> Dataset records:
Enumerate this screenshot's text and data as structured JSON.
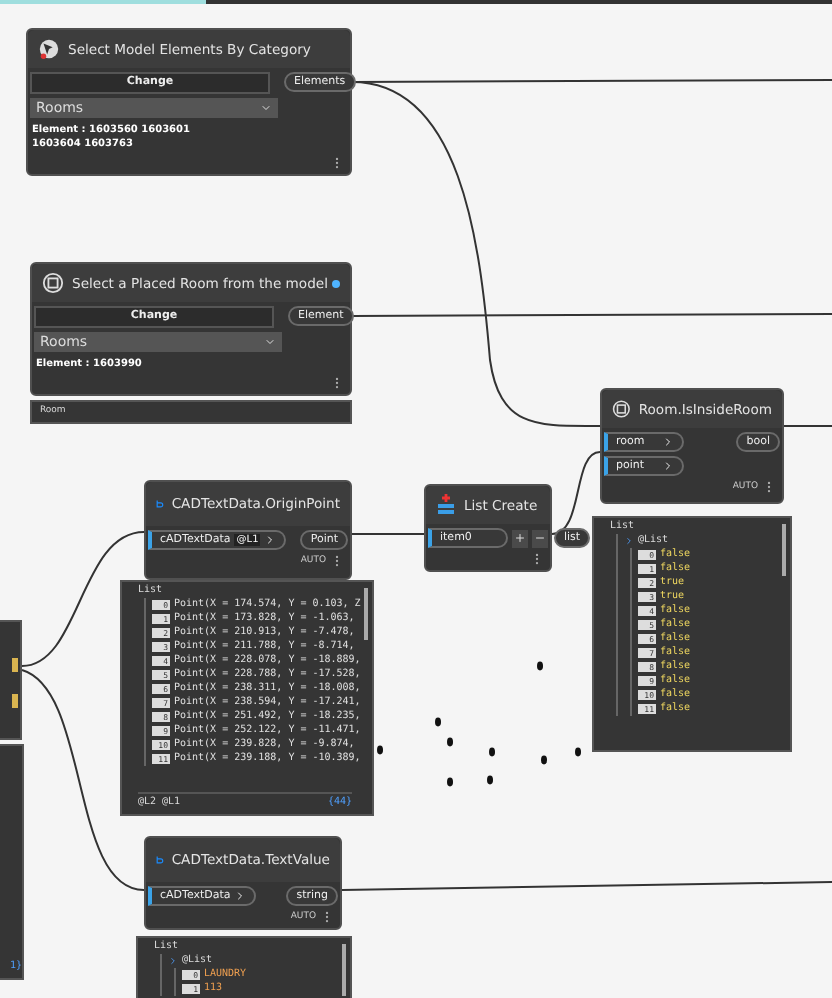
{
  "nodes": [
    {
      "kind": "select",
      "title": "Select Model Elements By Category",
      "button": "Change",
      "dropdown": "Rooms",
      "info": "Element : 1603560 1603601 1603604 1603763",
      "outputs": [
        "Elements"
      ],
      "info_dot": false
    },
    {
      "kind": "select",
      "title": "Select a Placed Room from the model",
      "button": "Change",
      "dropdown": "Rooms",
      "info": "Element : 1603990",
      "outputs": [
        "Element"
      ],
      "info_dot": true,
      "preview": {
        "kind": "bar",
        "text": "Room"
      }
    },
    {
      "kind": "function",
      "title": "CADTextData.OriginPoint",
      "inputs": [
        {
          "name": "cADTextData",
          "lacing": "@L1"
        }
      ],
      "outputs": [
        "Point"
      ],
      "lacing": "AUTO",
      "preview": {
        "kind": "list",
        "header": "List",
        "items": [
          {
            "index": "0",
            "value": "Point(X = 174.574, Y = 0.103, Z",
            "kind": "point"
          },
          {
            "index": "1",
            "value": "Point(X = 173.828, Y = -1.063,",
            "kind": "point"
          },
          {
            "index": "2",
            "value": "Point(X = 210.913, Y = -7.478,",
            "kind": "point"
          },
          {
            "index": "3",
            "value": "Point(X = 211.788, Y = -8.714,",
            "kind": "point"
          },
          {
            "index": "4",
            "value": "Point(X = 228.078, Y = -18.889,",
            "kind": "point"
          },
          {
            "index": "5",
            "value": "Point(X = 228.788, Y = -17.528,",
            "kind": "point"
          },
          {
            "index": "6",
            "value": "Point(X = 238.311, Y = -18.008,",
            "kind": "point"
          },
          {
            "index": "7",
            "value": "Point(X = 238.594, Y = -17.241,",
            "kind": "point"
          },
          {
            "index": "8",
            "value": "Point(X = 251.492, Y = -18.235,",
            "kind": "point"
          },
          {
            "index": "9",
            "value": "Point(X = 252.122, Y = -11.471,",
            "kind": "point"
          },
          {
            "index": "10",
            "value": "Point(X = 239.828, Y = -9.874,",
            "kind": "point"
          },
          {
            "index": "11",
            "value": "Point(X = 239.188, Y = -10.389,",
            "kind": "point"
          }
        ],
        "levels": "@L2 @L1",
        "count": "{44}"
      }
    },
    {
      "kind": "list_create",
      "title": "List Create",
      "inputs": [
        {
          "name": "item0"
        }
      ],
      "outputs": [
        "list"
      ]
    },
    {
      "kind": "function",
      "title": "Room.IsInsideRoom",
      "inputs": [
        {
          "name": "room"
        },
        {
          "name": "point"
        }
      ],
      "outputs": [
        "bool"
      ],
      "lacing": "AUTO",
      "preview": {
        "kind": "list",
        "header": "List",
        "sublist": "@List",
        "items": [
          {
            "index": "0",
            "value": "false",
            "kind": "bool"
          },
          {
            "index": "1",
            "value": "false",
            "kind": "bool"
          },
          {
            "index": "2",
            "value": "true",
            "kind": "bool"
          },
          {
            "index": "3",
            "value": "true",
            "kind": "bool"
          },
          {
            "index": "4",
            "value": "false",
            "kind": "bool"
          },
          {
            "index": "5",
            "value": "false",
            "kind": "bool"
          },
          {
            "index": "6",
            "value": "false",
            "kind": "bool"
          },
          {
            "index": "7",
            "value": "false",
            "kind": "bool"
          },
          {
            "index": "8",
            "value": "false",
            "kind": "bool"
          },
          {
            "index": "9",
            "value": "false",
            "kind": "bool"
          },
          {
            "index": "10",
            "value": "false",
            "kind": "bool"
          },
          {
            "index": "11",
            "value": "false",
            "kind": "bool"
          }
        ]
      }
    },
    {
      "kind": "function",
      "title": "CADTextData.TextValue",
      "inputs": [
        {
          "name": "cADTextData"
        }
      ],
      "outputs": [
        "string"
      ],
      "lacing": "AUTO",
      "preview": {
        "kind": "list",
        "header": "List",
        "sublist": "@List",
        "items": [
          {
            "index": "0",
            "value": "LAUNDRY",
            "kind": "string"
          },
          {
            "index": "1",
            "value": "113",
            "kind": "string"
          }
        ]
      }
    }
  ],
  "partial_preview": {
    "footer": "1}"
  }
}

> To do:
Using the listing, collect all lines in which the string "name" is found.

> Correct response:
          "name": "cADTextData",
          "name": "item0"
          "name": "room"
          "name": "point"
          "name": "cADTextData"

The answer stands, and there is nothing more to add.